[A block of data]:

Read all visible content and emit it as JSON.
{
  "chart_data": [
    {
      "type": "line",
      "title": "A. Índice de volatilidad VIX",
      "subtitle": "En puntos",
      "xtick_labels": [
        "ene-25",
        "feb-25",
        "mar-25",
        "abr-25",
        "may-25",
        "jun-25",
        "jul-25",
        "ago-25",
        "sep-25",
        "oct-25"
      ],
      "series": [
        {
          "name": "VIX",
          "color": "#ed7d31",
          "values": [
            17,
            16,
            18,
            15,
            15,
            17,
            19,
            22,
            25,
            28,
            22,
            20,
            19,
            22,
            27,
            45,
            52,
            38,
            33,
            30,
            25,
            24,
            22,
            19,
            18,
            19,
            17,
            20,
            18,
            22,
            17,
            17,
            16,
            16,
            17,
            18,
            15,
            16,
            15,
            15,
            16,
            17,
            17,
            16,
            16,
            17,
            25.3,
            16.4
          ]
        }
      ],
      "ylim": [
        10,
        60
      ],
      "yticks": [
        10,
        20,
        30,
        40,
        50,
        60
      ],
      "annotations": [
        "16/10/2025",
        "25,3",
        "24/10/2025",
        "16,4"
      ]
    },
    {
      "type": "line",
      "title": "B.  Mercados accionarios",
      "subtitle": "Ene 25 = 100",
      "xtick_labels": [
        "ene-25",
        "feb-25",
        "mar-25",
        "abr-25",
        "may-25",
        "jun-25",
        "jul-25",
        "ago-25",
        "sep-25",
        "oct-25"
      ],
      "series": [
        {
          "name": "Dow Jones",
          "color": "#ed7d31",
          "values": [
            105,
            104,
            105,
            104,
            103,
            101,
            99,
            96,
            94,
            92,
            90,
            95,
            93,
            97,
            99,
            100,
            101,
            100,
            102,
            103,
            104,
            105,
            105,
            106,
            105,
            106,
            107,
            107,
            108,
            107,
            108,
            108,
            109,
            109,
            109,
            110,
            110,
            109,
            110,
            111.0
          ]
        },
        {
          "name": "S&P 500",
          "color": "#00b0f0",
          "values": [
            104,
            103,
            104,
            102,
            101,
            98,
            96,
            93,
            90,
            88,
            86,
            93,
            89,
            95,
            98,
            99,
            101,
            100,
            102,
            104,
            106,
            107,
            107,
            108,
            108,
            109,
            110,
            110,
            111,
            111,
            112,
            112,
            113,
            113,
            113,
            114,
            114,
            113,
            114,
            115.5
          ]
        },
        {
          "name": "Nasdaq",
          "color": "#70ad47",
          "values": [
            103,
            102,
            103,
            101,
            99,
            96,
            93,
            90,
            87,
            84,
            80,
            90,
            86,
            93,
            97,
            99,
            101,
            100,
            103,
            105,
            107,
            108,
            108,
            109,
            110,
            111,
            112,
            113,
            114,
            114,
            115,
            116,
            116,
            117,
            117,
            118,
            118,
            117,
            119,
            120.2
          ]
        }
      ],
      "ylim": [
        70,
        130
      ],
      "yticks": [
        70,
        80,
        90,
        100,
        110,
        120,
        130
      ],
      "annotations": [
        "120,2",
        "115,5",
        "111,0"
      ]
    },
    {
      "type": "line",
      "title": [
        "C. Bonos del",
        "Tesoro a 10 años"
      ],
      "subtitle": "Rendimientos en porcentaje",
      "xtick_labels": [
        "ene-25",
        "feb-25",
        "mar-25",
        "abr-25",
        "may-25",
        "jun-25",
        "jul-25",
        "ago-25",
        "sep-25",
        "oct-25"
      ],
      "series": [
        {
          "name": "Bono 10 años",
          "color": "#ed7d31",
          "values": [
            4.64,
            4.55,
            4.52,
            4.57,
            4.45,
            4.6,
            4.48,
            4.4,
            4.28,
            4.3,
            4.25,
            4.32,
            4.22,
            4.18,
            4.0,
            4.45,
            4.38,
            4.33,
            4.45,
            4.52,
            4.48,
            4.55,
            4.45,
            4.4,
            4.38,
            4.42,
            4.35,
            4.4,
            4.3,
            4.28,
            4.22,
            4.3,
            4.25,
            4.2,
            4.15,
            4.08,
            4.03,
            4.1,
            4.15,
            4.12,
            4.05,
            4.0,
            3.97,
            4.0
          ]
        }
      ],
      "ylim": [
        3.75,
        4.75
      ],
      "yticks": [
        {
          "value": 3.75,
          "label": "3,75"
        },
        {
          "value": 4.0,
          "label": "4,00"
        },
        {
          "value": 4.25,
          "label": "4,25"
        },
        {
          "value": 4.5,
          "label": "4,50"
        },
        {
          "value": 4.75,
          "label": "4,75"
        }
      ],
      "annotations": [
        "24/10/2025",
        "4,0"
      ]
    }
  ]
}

[Task statement]: Output the data above exactly, please, line for line.

[Answer below]:
Read all visible content and emit it as JSON.
{
  "chart_data": [
    {
      "type": "line",
      "title": "A. Índice de volatilidad VIX",
      "subtitle": "En puntos",
      "xtick_labels": [
        "ene-25",
        "feb-25",
        "mar-25",
        "abr-25",
        "may-25",
        "jun-25",
        "jul-25",
        "ago-25",
        "sep-25",
        "oct-25"
      ],
      "series": [
        {
          "name": "VIX",
          "color": "#ed7d31",
          "values": [
            17,
            16,
            18,
            15,
            15,
            17,
            19,
            22,
            25,
            28,
            22,
            20,
            19,
            22,
            27,
            45,
            52,
            38,
            33,
            30,
            25,
            24,
            22,
            19,
            18,
            19,
            17,
            20,
            18,
            22,
            17,
            17,
            16,
            16,
            17,
            18,
            15,
            16,
            15,
            15,
            16,
            17,
            17,
            16,
            16,
            17,
            25.3,
            16.4
          ]
        }
      ],
      "ylim": [
        10,
        60
      ],
      "yticks": [
        10,
        20,
        30,
        40,
        50,
        60
      ],
      "annotations": [
        "16/10/2025",
        "25,3",
        "24/10/2025",
        "16,4"
      ]
    },
    {
      "type": "line",
      "title": "B.  Mercados accionarios",
      "subtitle": "Ene 25 = 100",
      "xtick_labels": [
        "ene-25",
        "feb-25",
        "mar-25",
        "abr-25",
        "may-25",
        "jun-25",
        "jul-25",
        "ago-25",
        "sep-25",
        "oct-25"
      ],
      "series": [
        {
          "name": "Dow Jones",
          "color": "#ed7d31",
          "values": [
            105,
            104,
            105,
            104,
            103,
            101,
            99,
            96,
            94,
            92,
            90,
            95,
            93,
            97,
            99,
            100,
            101,
            100,
            102,
            103,
            104,
            105,
            105,
            106,
            105,
            106,
            107,
            107,
            108,
            107,
            108,
            108,
            109,
            109,
            109,
            110,
            110,
            109,
            110,
            111.0
          ]
        },
        {
          "name": "S&P 500",
          "color": "#00b0f0",
          "values": [
            104,
            103,
            104,
            102,
            101,
            98,
            96,
            93,
            90,
            88,
            86,
            93,
            89,
            95,
            98,
            99,
            101,
            100,
            102,
            104,
            106,
            107,
            107,
            108,
            108,
            109,
            110,
            110,
            111,
            111,
            112,
            112,
            113,
            113,
            113,
            114,
            114,
            113,
            114,
            115.5
          ]
        },
        {
          "name": "Nasdaq",
          "color": "#70ad47",
          "values": [
            103,
            102,
            103,
            101,
            99,
            96,
            93,
            90,
            87,
            84,
            80,
            90,
            86,
            93,
            97,
            99,
            101,
            100,
            103,
            105,
            107,
            108,
            108,
            109,
            110,
            111,
            112,
            113,
            114,
            114,
            115,
            116,
            116,
            117,
            117,
            118,
            118,
            117,
            119,
            120.2
          ]
        }
      ],
      "ylim": [
        70,
        130
      ],
      "yticks": [
        70,
        80,
        90,
        100,
        110,
        120,
        130
      ],
      "annotations": [
        "120,2",
        "115,5",
        "111,0"
      ]
    },
    {
      "type": "line",
      "title": [
        "C. Bonos del",
        "Tesoro a 10 años"
      ],
      "subtitle": "Rendimientos en porcentaje",
      "xtick_labels": [
        "ene-25",
        "feb-25",
        "mar-25",
        "abr-25",
        "may-25",
        "jun-25",
        "jul-25",
        "ago-25",
        "sep-25",
        "oct-25"
      ],
      "series": [
        {
          "name": "Bono 10 años",
          "color": "#ed7d31",
          "values": [
            4.64,
            4.55,
            4.52,
            4.57,
            4.45,
            4.6,
            4.48,
            4.4,
            4.28,
            4.3,
            4.25,
            4.32,
            4.22,
            4.18,
            4.0,
            4.45,
            4.38,
            4.33,
            4.45,
            4.52,
            4.48,
            4.55,
            4.45,
            4.4,
            4.38,
            4.42,
            4.35,
            4.4,
            4.3,
            4.28,
            4.22,
            4.3,
            4.25,
            4.2,
            4.15,
            4.08,
            4.03,
            4.1,
            4.15,
            4.12,
            4.05,
            4.0,
            3.97,
            4.0
          ]
        }
      ],
      "ylim": [
        3.75,
        4.75
      ],
      "yticks": [
        {
          "value": 3.75,
          "label": "3,75"
        },
        {
          "value": 4.0,
          "label": "4,00"
        },
        {
          "value": 4.25,
          "label": "4,25"
        },
        {
          "value": 4.5,
          "label": "4,50"
        },
        {
          "value": 4.75,
          "label": "4,75"
        }
      ],
      "annotations": [
        "24/10/2025",
        "4,0"
      ]
    }
  ]
}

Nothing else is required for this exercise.